### Supplied information
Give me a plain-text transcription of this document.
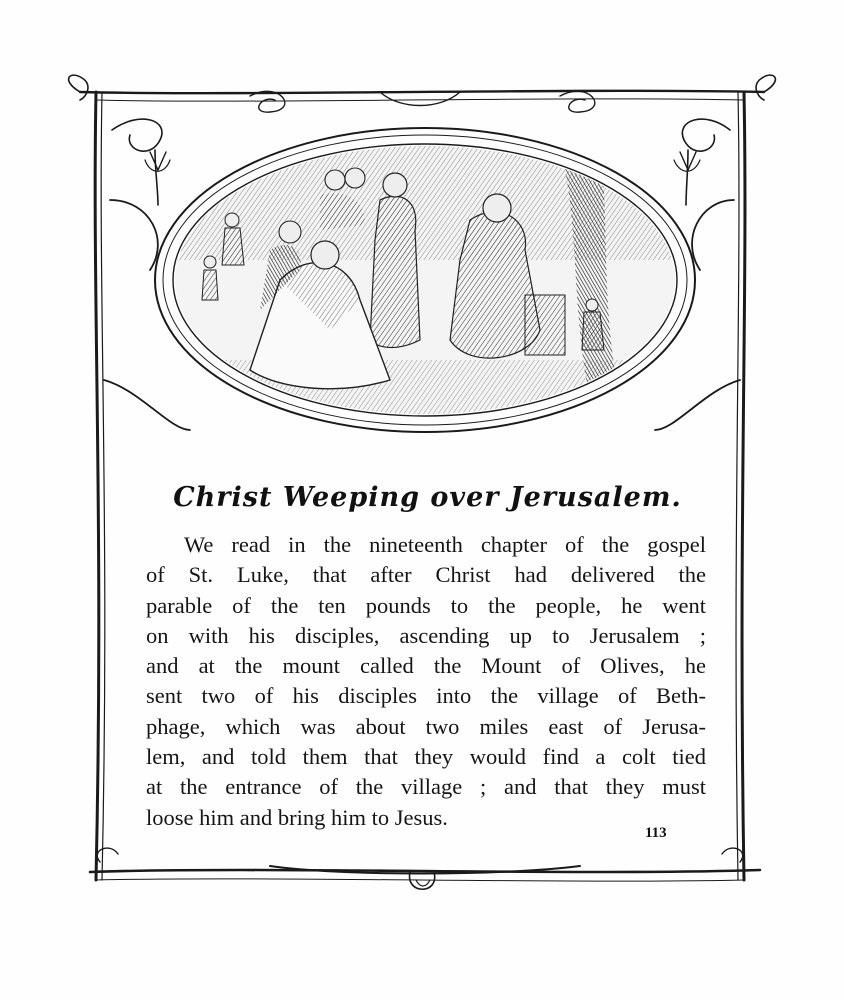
Christ Weeping over Jerusalem.
We read in the nineteenth chapter of the gospel
of St. Luke, that after Christ had delivered the
parable of the ten pounds to the people, he went
on with his disciples, ascending up to Jerusalem ;
and at the mount called the Mount of Olives, he
sent two of his disciples into the village of Beth-
phage, which was about two miles east of Jerusa-
lem, and told them that they would find a colt tied
at the entrance of the village ; and that they must
loose him and bring him to Jesus.
113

### Exercise task
Omit any images, then output the listing exactly.

### Result
Give me a plain-text transcription of this document.
Christ Weeping over Jerusalem.
We read in the nineteenth chapter of the gospel
of St. Luke, that after Christ had delivered the
parable of the ten pounds to the people, he went
on with his disciples, ascending up to Jerusalem ;
and at the mount called the Mount of Olives, he
sent two of his disciples into the village of Beth-
phage, which was about two miles east of Jerusa-
lem, and told them that they would find a colt tied
at the entrance of the village ; and that they must
loose him and bring him to Jesus.
113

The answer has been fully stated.